▶ [Work instructions]
From the listing below, extract each entry exactly as written, minus the images.

▶ [Records for the exercise]
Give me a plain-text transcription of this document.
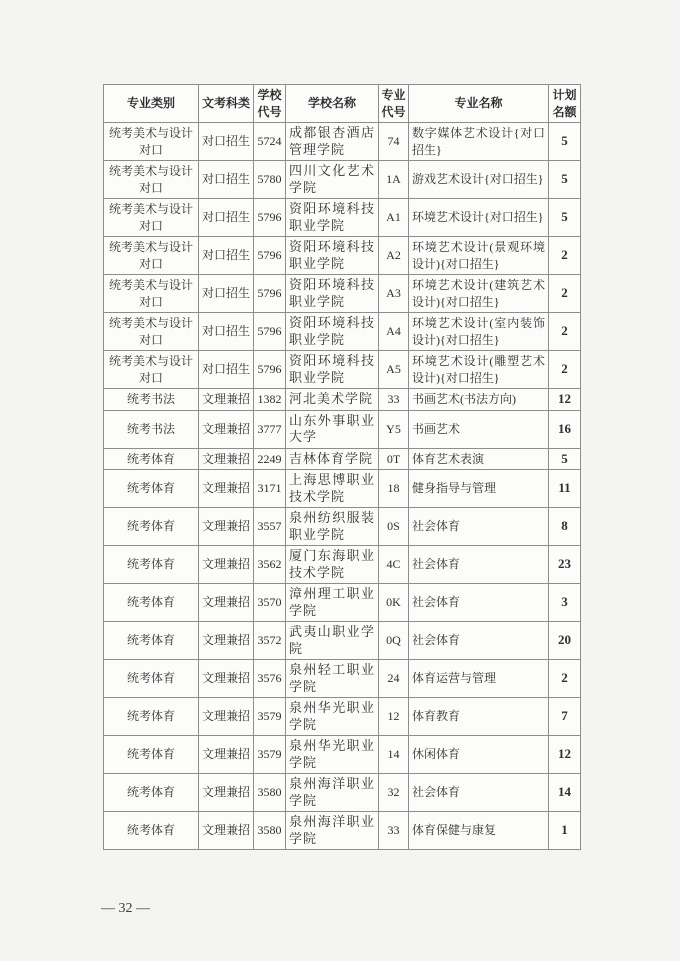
专业类别	文考科类	学校代号	学校名称	专业代号	专业名称	计划名额
统考美术与设计对口	对口招生	5724	成都银杏酒店管理学院	74	数字媒体艺术设计{对口招生}	5
统考美术与设计对口	对口招生	5780	四川文化艺术学院	1A	游戏艺术设计{对口招生}	5
统考美术与设计对口	对口招生	5796	资阳环境科技职业学院	A1	环境艺术设计{对口招生}	5
统考美术与设计对口	对口招生	5796	资阳环境科技职业学院	A2	环境艺术设计(景观环境设计){对口招生}	2
统考美术与设计对口	对口招生	5796	资阳环境科技职业学院	A3	环境艺术设计(建筑艺术设计){对口招生}	2
统考美术与设计对口	对口招生	5796	资阳环境科技职业学院	A4	环境艺术设计(室内装饰设计){对口招生}	2
统考美术与设计对口	对口招生	5796	资阳环境科技职业学院	A5	环境艺术设计(雕塑艺术设计){对口招生}	2
统考书法	文理兼招	1382	河北美术学院	33	书画艺术(书法方向)	12
统考书法	文理兼招	3777	山东外事职业大学	Y5	书画艺术	16
统考体育	文理兼招	2249	吉林体育学院	0T	体育艺术表演	5
统考体育	文理兼招	3171	上海思博职业技术学院	18	健身指导与管理	11
统考体育	文理兼招	3557	泉州纺织服装职业学院	0S	社会体育	8
统考体育	文理兼招	3562	厦门东海职业技术学院	4C	社会体育	23
统考体育	文理兼招	3570	漳州理工职业学院	0K	社会体育	3
统考体育	文理兼招	3572	武夷山职业学院	0Q	社会体育	20
统考体育	文理兼招	3576	泉州轻工职业学院	24	体育运营与管理	2
统考体育	文理兼招	3579	泉州华光职业学院	12	体育教育	7
统考体育	文理兼招	3579	泉州华光职业学院	14	休闲体育	12
统考体育	文理兼招	3580	泉州海洋职业学院	32	社会体育	14
统考体育	文理兼招	3580	泉州海洋职业学院	33	体育保健与康复	1
— 32 —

▶ [The solution]
Give me a plain-text transcription of this document.
专业类别	文考科类	学校代号	学校名称	专业代号	专业名称	计划名额
统考美术与设计对口	对口招生	5724	成都银杏酒店管理学院	74	数字媒体艺术设计{对口招生}	5
统考美术与设计对口	对口招生	5780	四川文化艺术学院	1A	游戏艺术设计{对口招生}	5
统考美术与设计对口	对口招生	5796	资阳环境科技职业学院	A1	环境艺术设计{对口招生}	5
统考美术与设计对口	对口招生	5796	资阳环境科技职业学院	A2	环境艺术设计(景观环境设计){对口招生}	2
统考美术与设计对口	对口招生	5796	资阳环境科技职业学院	A3	环境艺术设计(建筑艺术设计){对口招生}	2
统考美术与设计对口	对口招生	5796	资阳环境科技职业学院	A4	环境艺术设计(室内装饰设计){对口招生}	2
统考美术与设计对口	对口招生	5796	资阳环境科技职业学院	A5	环境艺术设计(雕塑艺术设计){对口招生}	2
统考书法	文理兼招	1382	河北美术学院	33	书画艺术(书法方向)	12
统考书法	文理兼招	3777	山东外事职业大学	Y5	书画艺术	16
统考体育	文理兼招	2249	吉林体育学院	0T	体育艺术表演	5
统考体育	文理兼招	3171	上海思博职业技术学院	18	健身指导与管理	11
统考体育	文理兼招	3557	泉州纺织服装职业学院	0S	社会体育	8
统考体育	文理兼招	3562	厦门东海职业技术学院	4C	社会体育	23
统考体育	文理兼招	3570	漳州理工职业学院	0K	社会体育	3
统考体育	文理兼招	3572	武夷山职业学院	0Q	社会体育	20
统考体育	文理兼招	3576	泉州轻工职业学院	24	体育运营与管理	2
统考体育	文理兼招	3579	泉州华光职业学院	12	体育教育	7
统考体育	文理兼招	3579	泉州华光职业学院	14	休闲体育	12
统考体育	文理兼招	3580	泉州海洋职业学院	32	社会体育	14
统考体育	文理兼招	3580	泉州海洋职业学院	33	体育保健与康复	1
— 32 —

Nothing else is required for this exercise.